DO THIS.
Repeat every record exactly, but keep images out of the copy.

(Extracted data entries)
----------

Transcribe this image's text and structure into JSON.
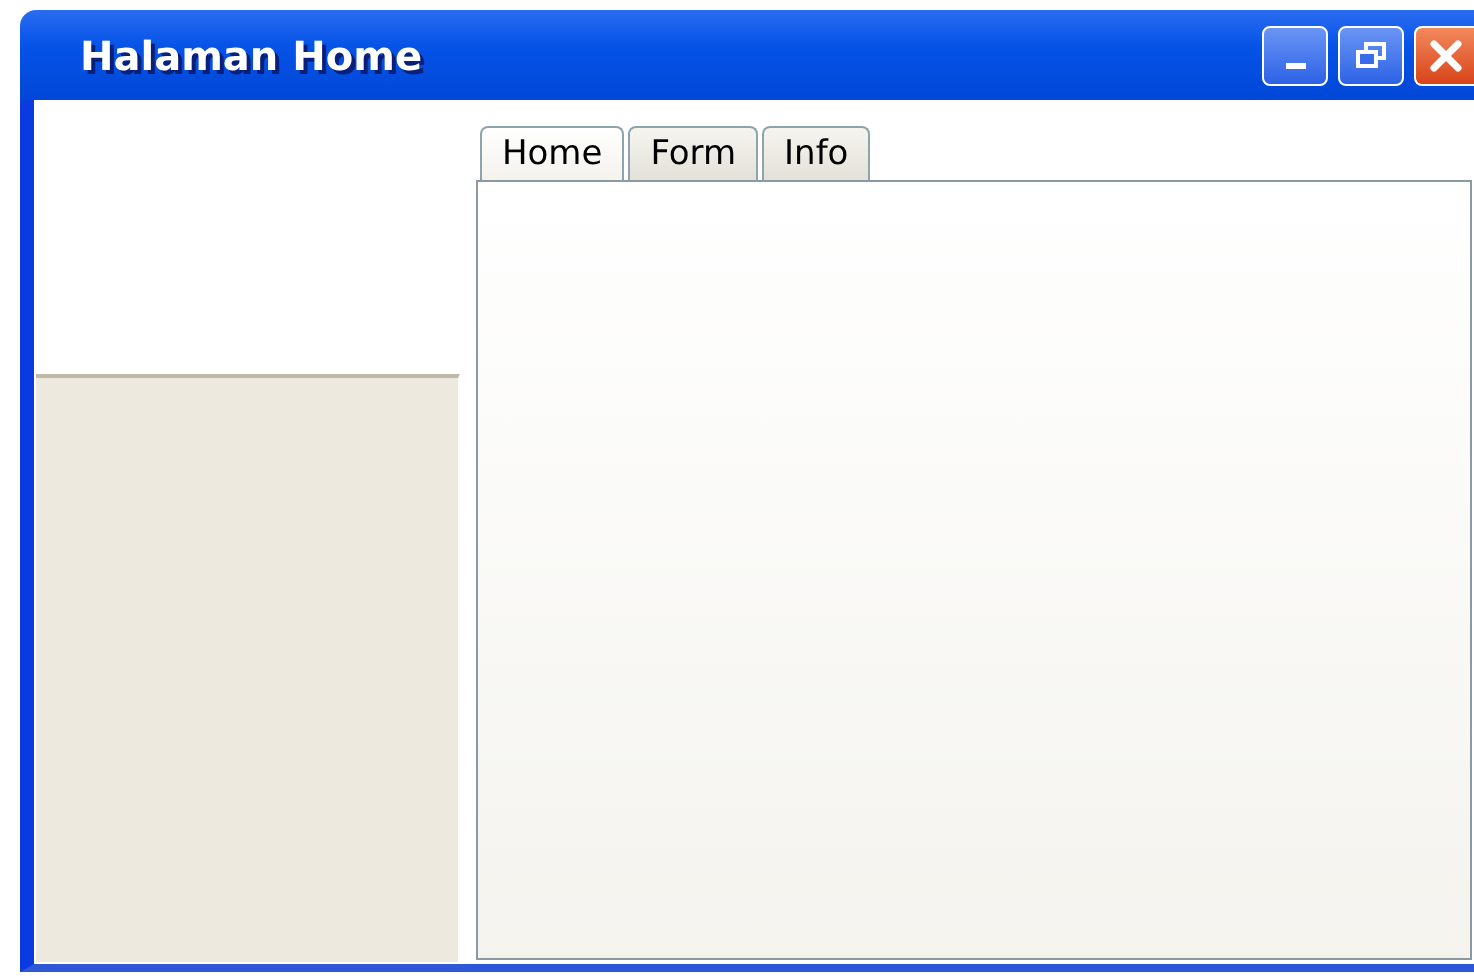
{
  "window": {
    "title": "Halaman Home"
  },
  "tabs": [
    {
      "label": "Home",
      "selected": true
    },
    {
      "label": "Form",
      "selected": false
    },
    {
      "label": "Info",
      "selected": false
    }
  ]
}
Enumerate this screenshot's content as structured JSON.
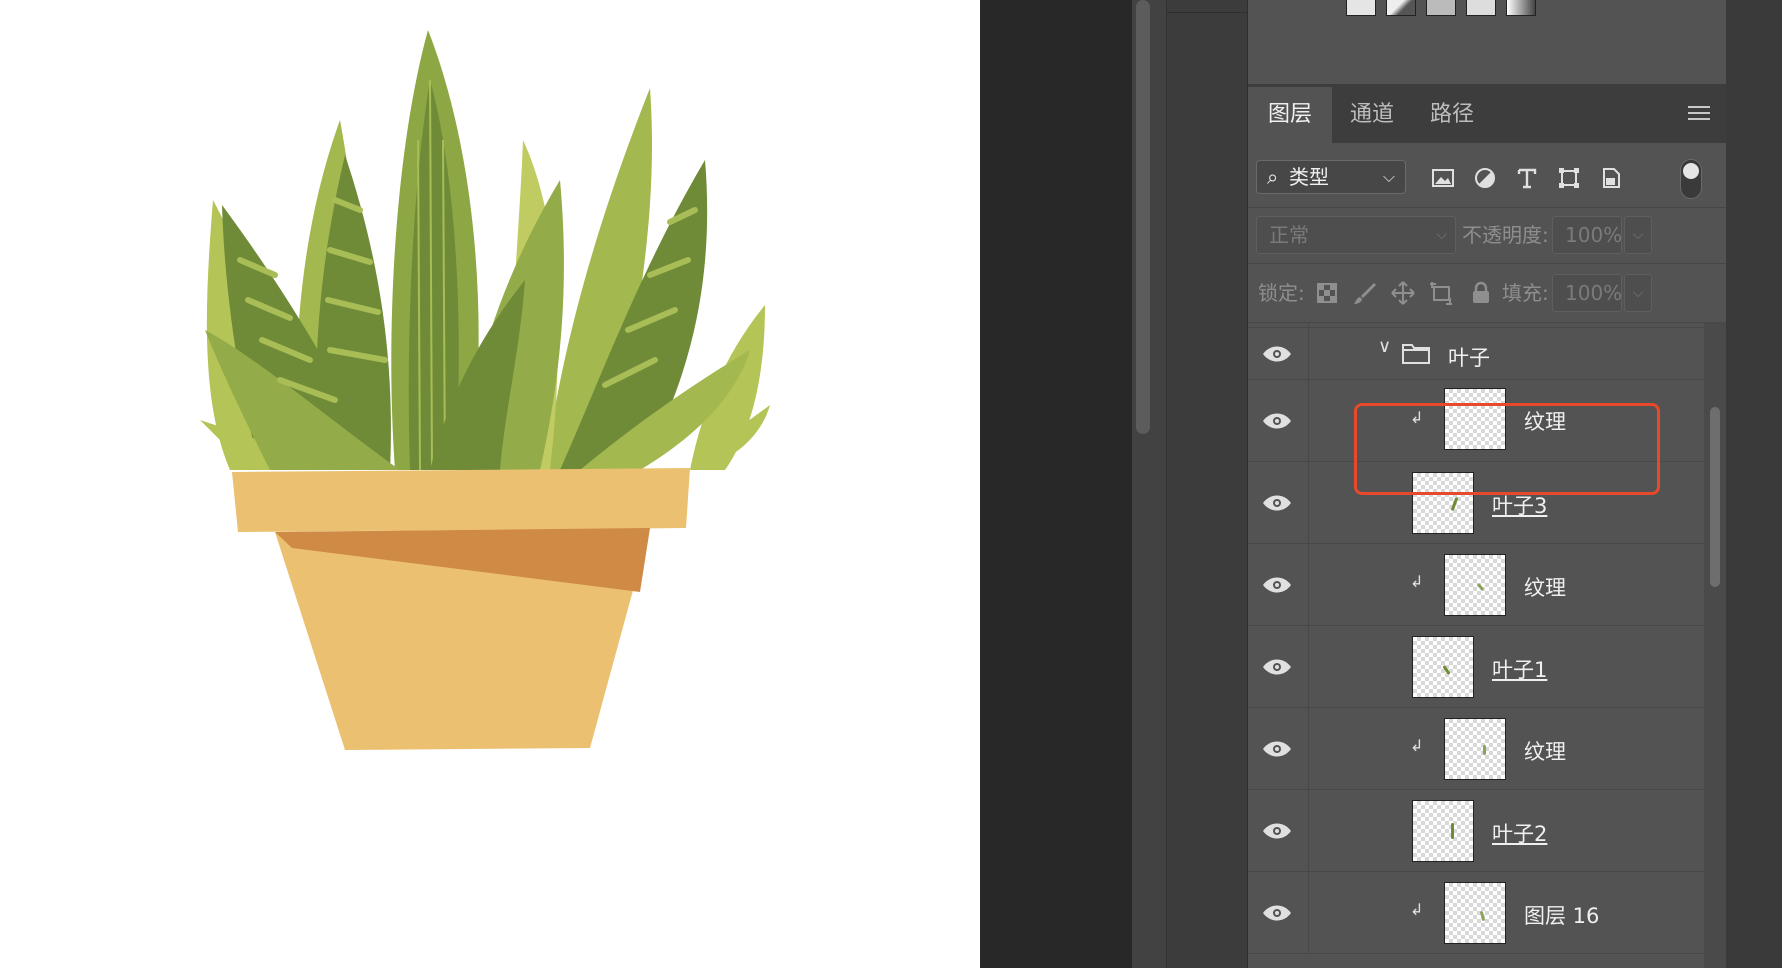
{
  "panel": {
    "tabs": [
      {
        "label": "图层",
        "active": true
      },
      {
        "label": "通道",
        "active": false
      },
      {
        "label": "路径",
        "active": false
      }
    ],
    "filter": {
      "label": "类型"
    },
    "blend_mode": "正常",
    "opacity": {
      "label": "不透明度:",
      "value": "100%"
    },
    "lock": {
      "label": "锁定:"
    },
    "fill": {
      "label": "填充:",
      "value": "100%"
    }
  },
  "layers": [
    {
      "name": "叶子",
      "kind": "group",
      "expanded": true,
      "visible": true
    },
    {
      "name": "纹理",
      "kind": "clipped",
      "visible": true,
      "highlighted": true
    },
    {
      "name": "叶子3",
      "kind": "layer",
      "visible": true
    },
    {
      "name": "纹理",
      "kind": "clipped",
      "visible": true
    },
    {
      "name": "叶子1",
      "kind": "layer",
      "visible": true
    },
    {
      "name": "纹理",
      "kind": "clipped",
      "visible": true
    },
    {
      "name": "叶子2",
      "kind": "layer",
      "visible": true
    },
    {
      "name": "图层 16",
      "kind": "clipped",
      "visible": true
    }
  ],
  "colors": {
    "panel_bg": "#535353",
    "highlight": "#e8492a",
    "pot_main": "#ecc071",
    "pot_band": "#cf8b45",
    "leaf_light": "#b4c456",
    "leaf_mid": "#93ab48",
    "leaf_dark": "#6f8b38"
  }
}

----------

RESULT FOR THIS EXERCISE.
Transcribe this image's text and structure into JSON.
{
  "window": {
    "title": "Halaman Home"
  },
  "tabs": [
    {
      "label": "Home",
      "selected": true
    },
    {
      "label": "Form",
      "selected": false
    },
    {
      "label": "Info",
      "selected": false
    }
  ]
}
Enumerate this screenshot's content as structured JSON.
{
  "panel": {
    "tabs": [
      {
        "label": "图层",
        "active": true
      },
      {
        "label": "通道",
        "active": false
      },
      {
        "label": "路径",
        "active": false
      }
    ],
    "filter": {
      "label": "类型"
    },
    "blend_mode": "正常",
    "opacity": {
      "label": "不透明度:",
      "value": "100%"
    },
    "lock": {
      "label": "锁定:"
    },
    "fill": {
      "label": "填充:",
      "value": "100%"
    }
  },
  "layers": [
    {
      "name": "叶子",
      "kind": "group",
      "expanded": true,
      "visible": true
    },
    {
      "name": "纹理",
      "kind": "clipped",
      "visible": true,
      "highlighted": true
    },
    {
      "name": "叶子3",
      "kind": "layer",
      "visible": true
    },
    {
      "name": "纹理",
      "kind": "clipped",
      "visible": true
    },
    {
      "name": "叶子1",
      "kind": "layer",
      "visible": true
    },
    {
      "name": "纹理",
      "kind": "clipped",
      "visible": true
    },
    {
      "name": "叶子2",
      "kind": "layer",
      "visible": true
    },
    {
      "name": "图层 16",
      "kind": "clipped",
      "visible": true
    }
  ],
  "colors": {
    "panel_bg": "#535353",
    "highlight": "#e8492a",
    "pot_main": "#ecc071",
    "pot_band": "#cf8b45",
    "leaf_light": "#b4c456",
    "leaf_mid": "#93ab48",
    "leaf_dark": "#6f8b38"
  }
}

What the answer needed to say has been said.